What is needed ->
Locate every line in the records below that contains the word "Spanish", and copy each one.

Information supplied ->

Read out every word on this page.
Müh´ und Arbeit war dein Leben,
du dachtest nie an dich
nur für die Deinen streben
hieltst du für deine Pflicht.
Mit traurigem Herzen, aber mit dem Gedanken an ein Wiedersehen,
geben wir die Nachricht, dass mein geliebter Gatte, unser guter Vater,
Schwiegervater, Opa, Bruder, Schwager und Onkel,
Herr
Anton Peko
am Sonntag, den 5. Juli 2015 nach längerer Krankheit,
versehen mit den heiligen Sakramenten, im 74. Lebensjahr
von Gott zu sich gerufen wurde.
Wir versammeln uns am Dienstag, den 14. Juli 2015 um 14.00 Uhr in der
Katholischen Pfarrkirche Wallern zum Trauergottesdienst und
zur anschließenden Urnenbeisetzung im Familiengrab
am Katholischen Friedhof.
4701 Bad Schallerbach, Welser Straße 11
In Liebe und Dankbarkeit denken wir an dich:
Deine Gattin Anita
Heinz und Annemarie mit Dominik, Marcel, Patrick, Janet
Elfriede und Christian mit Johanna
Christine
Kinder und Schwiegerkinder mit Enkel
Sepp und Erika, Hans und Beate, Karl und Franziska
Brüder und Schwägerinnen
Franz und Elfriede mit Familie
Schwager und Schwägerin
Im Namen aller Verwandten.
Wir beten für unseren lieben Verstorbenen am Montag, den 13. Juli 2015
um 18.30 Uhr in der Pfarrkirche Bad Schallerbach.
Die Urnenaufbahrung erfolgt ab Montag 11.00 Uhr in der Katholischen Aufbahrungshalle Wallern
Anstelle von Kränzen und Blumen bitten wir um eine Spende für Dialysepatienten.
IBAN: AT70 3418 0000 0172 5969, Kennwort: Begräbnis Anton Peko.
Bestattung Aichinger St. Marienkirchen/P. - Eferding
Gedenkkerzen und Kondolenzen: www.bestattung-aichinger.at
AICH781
--
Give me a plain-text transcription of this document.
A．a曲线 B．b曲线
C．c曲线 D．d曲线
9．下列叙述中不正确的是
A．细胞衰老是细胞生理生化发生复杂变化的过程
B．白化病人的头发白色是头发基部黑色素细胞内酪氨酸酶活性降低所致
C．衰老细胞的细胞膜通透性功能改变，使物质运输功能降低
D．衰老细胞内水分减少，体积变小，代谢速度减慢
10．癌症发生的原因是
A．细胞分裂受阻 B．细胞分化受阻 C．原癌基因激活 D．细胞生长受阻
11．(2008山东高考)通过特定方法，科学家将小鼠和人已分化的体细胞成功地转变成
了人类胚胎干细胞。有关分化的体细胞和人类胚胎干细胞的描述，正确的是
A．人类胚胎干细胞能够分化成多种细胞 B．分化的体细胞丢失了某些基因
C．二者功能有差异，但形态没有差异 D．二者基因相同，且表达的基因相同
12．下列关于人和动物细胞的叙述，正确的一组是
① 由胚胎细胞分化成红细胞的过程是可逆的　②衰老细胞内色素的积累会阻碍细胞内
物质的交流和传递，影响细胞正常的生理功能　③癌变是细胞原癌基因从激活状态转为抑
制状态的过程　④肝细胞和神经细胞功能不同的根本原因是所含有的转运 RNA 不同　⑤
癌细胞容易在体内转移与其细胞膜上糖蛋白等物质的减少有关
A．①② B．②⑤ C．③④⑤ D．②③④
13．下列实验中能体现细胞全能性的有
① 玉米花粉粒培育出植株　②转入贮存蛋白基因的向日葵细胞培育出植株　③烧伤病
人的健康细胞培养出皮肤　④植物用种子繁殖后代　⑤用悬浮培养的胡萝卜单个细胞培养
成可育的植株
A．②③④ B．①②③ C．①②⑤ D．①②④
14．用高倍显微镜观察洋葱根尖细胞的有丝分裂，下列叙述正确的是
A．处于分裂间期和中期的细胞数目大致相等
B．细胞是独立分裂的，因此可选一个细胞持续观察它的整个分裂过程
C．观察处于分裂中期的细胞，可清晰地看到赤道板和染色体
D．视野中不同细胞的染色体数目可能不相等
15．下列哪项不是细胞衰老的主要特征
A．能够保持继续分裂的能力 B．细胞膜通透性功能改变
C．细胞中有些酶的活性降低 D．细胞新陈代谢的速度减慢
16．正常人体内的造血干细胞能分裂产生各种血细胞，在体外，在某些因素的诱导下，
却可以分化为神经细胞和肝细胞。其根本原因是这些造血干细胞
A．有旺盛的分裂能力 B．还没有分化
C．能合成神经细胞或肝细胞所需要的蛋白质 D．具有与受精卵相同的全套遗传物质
...
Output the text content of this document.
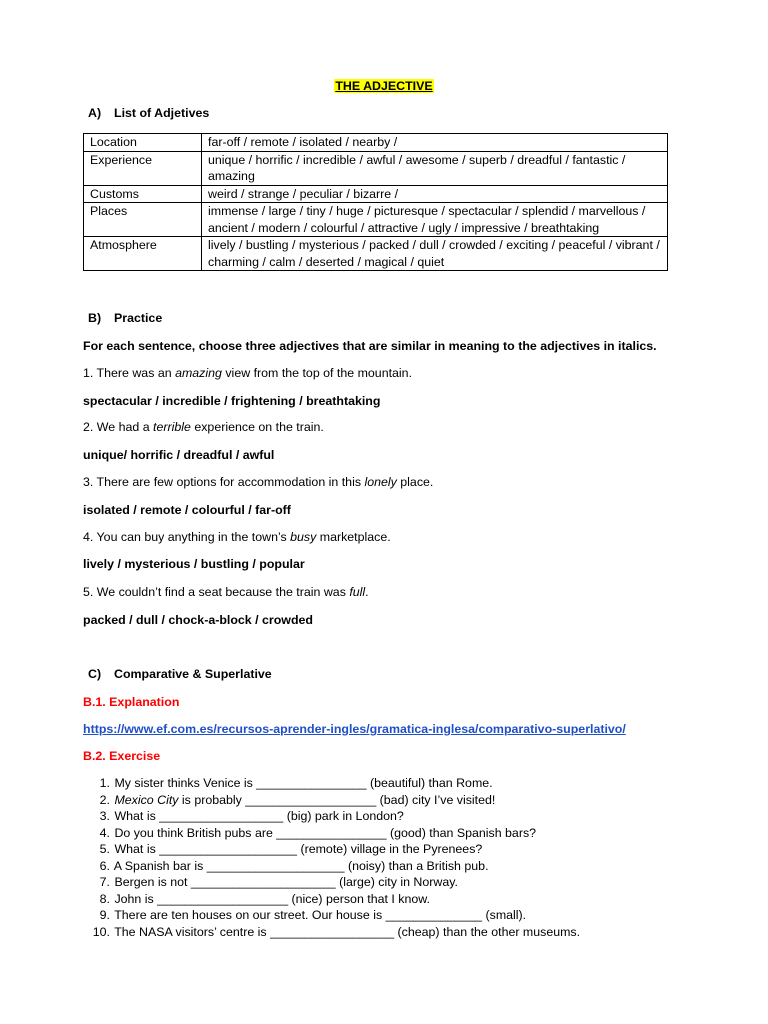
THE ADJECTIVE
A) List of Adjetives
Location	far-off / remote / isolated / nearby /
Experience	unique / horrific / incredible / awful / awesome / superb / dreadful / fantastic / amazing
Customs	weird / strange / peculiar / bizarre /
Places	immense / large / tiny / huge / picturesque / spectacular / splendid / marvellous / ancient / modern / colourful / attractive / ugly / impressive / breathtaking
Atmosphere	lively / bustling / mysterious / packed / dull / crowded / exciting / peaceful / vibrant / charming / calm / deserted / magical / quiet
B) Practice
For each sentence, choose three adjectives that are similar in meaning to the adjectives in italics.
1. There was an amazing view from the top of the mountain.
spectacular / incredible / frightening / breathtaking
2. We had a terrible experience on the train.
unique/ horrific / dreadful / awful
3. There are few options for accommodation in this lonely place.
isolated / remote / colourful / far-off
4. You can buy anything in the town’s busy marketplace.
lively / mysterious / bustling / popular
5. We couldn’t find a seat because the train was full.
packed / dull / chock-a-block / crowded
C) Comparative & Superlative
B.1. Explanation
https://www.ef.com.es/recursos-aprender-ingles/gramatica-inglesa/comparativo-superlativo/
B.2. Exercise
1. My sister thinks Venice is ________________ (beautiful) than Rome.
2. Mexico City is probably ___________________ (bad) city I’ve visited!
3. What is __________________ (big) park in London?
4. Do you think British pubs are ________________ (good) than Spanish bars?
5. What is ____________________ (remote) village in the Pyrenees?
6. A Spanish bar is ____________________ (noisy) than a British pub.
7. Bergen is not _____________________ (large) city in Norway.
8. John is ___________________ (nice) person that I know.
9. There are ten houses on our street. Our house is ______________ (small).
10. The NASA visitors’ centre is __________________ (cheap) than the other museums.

Problem solution ->
4. Do you think British pubs are ________________ (good) than Spanish bars?
6. A Spanish bar is ____________________ (noisy) than a British pub.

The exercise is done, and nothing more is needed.